Task:
Search the data for the string "JSON" and gather each line it is in.

Material:

[start]

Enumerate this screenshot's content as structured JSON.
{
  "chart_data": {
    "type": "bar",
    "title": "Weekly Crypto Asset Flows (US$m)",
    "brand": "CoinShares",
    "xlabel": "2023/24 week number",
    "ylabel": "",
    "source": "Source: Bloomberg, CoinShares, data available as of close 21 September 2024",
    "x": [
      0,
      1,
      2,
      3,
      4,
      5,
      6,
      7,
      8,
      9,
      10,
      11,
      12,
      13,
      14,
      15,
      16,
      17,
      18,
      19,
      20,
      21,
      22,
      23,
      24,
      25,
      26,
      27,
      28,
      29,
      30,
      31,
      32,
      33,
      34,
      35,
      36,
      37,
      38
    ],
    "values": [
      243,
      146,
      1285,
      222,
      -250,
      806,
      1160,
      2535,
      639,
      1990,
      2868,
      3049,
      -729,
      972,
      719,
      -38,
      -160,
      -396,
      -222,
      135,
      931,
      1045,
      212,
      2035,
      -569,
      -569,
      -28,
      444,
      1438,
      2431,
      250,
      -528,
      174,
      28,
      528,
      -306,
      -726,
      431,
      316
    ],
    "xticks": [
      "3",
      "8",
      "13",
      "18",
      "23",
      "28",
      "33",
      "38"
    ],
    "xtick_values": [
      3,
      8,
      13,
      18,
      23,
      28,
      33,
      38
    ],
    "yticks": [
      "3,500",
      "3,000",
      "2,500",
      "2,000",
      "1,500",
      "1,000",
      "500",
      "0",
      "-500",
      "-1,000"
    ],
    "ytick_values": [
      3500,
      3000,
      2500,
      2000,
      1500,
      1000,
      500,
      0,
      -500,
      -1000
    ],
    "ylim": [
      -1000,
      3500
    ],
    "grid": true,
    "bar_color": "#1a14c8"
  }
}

[end]
[start]

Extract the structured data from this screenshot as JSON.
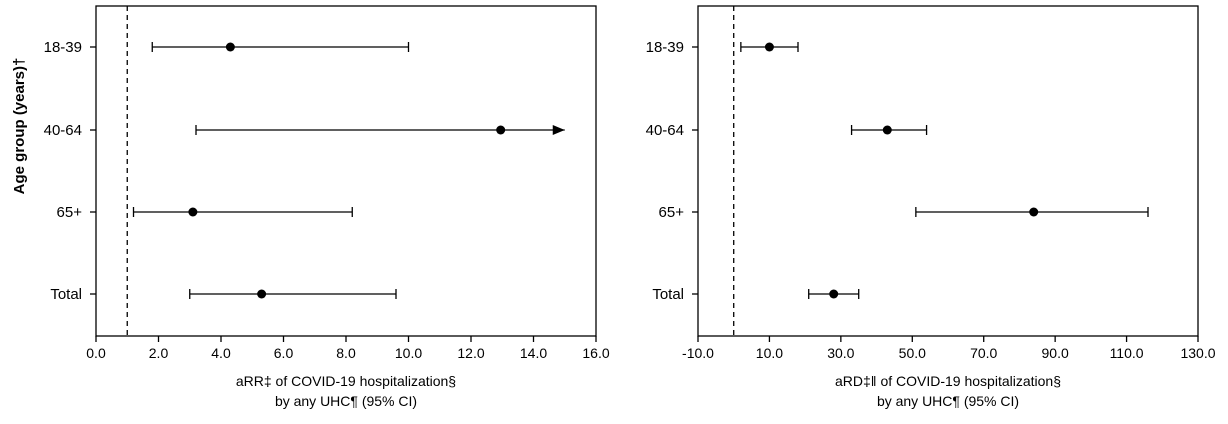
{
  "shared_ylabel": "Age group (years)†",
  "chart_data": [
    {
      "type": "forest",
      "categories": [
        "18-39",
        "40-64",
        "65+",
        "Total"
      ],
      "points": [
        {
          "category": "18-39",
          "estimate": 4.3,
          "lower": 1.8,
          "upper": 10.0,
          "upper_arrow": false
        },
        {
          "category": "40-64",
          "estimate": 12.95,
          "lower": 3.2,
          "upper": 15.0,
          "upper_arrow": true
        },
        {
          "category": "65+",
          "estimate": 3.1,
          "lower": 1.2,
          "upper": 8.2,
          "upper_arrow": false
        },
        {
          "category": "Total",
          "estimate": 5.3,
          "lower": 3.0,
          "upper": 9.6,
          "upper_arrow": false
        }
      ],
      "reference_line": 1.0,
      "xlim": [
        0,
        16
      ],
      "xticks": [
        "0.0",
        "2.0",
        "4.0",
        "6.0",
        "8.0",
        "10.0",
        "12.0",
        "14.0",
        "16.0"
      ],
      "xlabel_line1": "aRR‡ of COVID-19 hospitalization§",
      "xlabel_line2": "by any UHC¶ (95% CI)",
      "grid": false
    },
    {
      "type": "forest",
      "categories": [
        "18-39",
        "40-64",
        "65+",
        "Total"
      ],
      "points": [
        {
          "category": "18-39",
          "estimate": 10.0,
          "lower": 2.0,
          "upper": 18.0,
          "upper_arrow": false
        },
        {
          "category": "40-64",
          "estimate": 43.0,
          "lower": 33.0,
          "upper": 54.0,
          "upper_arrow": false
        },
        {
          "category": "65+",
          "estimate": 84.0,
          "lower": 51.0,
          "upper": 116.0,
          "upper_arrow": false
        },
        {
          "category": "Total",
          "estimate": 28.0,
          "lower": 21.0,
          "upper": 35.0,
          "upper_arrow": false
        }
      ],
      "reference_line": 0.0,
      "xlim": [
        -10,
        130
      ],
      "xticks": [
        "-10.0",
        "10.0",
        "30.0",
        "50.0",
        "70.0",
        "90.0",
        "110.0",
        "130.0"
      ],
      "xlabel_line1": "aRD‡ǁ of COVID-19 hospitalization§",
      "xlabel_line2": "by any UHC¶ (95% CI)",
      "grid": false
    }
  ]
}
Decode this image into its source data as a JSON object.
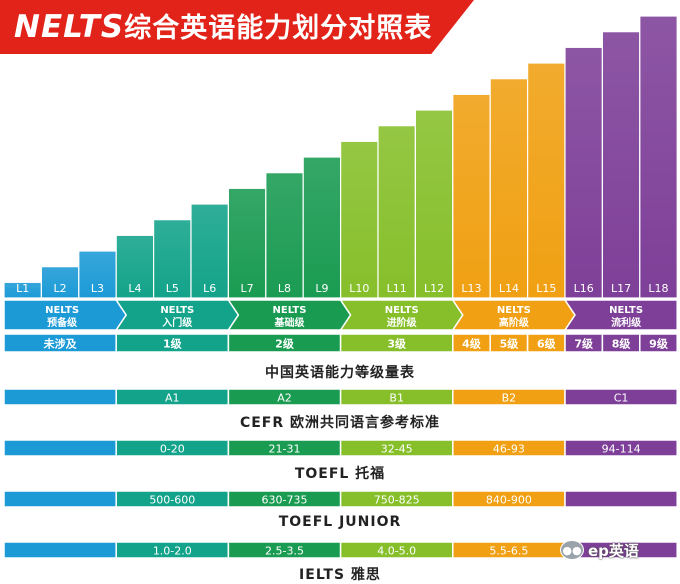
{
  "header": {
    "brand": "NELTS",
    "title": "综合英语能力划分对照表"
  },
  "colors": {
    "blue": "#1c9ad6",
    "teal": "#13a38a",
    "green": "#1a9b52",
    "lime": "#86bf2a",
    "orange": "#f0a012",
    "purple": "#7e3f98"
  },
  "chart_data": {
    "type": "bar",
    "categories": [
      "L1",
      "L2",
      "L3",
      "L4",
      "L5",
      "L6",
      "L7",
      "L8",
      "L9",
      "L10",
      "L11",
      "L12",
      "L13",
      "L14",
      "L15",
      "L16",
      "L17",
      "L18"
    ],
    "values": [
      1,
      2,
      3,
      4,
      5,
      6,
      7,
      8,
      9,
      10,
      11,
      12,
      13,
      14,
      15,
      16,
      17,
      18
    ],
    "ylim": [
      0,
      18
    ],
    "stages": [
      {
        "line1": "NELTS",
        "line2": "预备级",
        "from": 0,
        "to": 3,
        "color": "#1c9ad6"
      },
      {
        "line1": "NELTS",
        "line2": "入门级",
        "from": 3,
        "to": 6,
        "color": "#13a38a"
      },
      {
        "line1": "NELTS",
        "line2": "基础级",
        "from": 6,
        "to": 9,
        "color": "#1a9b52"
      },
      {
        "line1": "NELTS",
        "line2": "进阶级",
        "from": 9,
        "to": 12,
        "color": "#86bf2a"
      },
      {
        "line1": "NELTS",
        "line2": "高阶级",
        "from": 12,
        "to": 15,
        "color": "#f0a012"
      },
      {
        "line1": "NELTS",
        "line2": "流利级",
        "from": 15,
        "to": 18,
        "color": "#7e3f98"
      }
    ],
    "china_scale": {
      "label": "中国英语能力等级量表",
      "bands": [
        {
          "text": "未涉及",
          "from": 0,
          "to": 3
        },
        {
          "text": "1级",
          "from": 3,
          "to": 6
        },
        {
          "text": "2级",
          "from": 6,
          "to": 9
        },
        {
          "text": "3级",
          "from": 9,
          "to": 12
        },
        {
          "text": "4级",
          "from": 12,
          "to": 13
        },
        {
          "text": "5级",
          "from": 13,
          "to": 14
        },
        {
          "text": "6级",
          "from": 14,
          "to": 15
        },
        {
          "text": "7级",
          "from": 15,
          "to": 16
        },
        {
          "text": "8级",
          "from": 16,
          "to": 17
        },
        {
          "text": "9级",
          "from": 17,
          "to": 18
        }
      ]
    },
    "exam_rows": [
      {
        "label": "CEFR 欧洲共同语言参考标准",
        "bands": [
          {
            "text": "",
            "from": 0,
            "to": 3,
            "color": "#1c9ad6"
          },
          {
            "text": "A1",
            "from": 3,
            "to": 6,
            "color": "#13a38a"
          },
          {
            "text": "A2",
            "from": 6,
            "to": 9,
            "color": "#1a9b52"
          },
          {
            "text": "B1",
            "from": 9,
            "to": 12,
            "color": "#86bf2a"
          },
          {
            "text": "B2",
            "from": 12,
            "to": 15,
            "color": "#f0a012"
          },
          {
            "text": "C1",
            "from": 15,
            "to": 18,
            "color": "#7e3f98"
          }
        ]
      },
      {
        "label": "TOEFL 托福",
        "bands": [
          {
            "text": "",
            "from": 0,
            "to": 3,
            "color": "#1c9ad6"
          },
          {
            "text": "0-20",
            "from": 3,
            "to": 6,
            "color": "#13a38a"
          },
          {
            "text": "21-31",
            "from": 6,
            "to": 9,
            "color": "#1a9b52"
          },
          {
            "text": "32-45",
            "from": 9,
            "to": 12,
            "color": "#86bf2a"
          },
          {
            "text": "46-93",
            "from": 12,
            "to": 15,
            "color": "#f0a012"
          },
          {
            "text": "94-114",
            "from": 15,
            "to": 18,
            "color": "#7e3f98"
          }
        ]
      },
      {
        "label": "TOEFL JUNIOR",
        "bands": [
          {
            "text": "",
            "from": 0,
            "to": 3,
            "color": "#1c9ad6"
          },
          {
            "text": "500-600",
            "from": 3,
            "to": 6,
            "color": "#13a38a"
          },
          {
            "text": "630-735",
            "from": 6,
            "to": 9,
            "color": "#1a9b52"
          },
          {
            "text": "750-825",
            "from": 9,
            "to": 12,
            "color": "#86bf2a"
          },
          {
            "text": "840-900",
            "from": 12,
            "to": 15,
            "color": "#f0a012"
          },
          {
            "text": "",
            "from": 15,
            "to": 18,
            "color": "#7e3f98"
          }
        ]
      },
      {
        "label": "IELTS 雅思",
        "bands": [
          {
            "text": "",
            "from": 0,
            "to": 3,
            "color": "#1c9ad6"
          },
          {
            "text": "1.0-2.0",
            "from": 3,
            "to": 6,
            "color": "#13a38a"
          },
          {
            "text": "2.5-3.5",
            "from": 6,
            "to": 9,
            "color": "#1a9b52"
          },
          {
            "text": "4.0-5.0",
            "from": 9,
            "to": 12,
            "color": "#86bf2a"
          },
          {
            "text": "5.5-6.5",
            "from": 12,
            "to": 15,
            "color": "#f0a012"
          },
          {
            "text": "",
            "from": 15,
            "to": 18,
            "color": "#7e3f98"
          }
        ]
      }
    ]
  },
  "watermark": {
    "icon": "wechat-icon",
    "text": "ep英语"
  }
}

[end]
[start]

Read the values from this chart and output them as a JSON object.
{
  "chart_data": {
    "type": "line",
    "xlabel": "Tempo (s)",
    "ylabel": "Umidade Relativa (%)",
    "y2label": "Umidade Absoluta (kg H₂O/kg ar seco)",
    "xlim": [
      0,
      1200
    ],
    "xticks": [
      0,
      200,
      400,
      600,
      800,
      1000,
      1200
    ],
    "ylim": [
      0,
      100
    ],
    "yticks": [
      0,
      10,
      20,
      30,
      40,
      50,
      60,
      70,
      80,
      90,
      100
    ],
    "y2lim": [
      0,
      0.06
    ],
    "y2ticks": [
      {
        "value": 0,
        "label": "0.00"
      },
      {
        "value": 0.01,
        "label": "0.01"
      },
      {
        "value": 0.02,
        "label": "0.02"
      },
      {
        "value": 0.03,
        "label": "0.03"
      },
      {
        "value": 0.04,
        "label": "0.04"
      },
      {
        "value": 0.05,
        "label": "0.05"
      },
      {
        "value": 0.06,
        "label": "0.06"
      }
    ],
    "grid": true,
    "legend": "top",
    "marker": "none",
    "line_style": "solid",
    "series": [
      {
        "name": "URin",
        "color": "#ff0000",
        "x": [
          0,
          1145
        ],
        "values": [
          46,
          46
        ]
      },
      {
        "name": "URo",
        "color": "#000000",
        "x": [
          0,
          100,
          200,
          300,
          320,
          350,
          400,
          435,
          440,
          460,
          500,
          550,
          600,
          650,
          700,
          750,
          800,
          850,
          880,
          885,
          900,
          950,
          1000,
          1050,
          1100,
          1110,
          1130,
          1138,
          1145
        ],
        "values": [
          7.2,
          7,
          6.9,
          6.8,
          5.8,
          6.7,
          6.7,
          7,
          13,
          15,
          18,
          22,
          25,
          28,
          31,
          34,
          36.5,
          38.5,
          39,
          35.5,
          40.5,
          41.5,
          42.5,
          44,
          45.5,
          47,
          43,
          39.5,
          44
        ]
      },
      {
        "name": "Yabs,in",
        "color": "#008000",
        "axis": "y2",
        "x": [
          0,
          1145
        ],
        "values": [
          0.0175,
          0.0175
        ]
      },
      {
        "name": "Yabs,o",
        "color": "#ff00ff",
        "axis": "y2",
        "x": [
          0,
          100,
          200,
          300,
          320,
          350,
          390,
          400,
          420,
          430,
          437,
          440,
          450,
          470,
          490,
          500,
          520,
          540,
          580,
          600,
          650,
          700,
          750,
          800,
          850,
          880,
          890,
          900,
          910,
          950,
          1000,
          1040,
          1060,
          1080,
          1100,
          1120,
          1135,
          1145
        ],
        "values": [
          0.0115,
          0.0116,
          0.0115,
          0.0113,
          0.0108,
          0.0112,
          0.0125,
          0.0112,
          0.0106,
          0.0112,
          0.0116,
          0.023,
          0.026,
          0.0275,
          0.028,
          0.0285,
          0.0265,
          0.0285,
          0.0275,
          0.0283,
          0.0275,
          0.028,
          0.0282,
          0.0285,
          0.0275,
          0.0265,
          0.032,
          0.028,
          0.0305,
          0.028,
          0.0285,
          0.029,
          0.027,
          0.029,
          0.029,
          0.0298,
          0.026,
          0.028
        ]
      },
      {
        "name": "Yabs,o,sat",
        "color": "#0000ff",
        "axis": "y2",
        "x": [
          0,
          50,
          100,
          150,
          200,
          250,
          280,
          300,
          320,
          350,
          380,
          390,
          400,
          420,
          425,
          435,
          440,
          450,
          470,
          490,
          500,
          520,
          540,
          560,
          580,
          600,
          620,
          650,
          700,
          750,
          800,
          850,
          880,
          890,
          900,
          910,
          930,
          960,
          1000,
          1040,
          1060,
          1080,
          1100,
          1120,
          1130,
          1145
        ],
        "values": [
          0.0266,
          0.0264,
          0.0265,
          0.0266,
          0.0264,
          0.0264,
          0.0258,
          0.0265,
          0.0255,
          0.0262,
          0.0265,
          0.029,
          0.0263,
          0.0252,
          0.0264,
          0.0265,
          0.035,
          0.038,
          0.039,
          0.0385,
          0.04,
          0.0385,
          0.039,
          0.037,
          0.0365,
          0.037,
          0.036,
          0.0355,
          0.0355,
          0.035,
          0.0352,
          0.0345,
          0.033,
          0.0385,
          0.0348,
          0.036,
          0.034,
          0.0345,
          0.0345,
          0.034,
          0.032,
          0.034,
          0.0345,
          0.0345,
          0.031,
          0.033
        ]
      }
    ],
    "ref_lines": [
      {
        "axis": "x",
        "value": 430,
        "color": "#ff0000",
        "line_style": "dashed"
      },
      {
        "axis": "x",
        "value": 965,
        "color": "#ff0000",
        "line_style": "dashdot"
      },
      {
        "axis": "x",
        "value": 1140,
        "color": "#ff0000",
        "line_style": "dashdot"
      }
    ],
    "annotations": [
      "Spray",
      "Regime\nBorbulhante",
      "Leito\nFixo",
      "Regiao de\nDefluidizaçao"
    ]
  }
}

[end]

Answer to this problem:
Enumerate this screenshot's content as structured JSON.
Extract the structured data from this screenshot as JSON.
Decode this image into its source data as a JSON object.
Read the values from this chart and output them as a JSON object.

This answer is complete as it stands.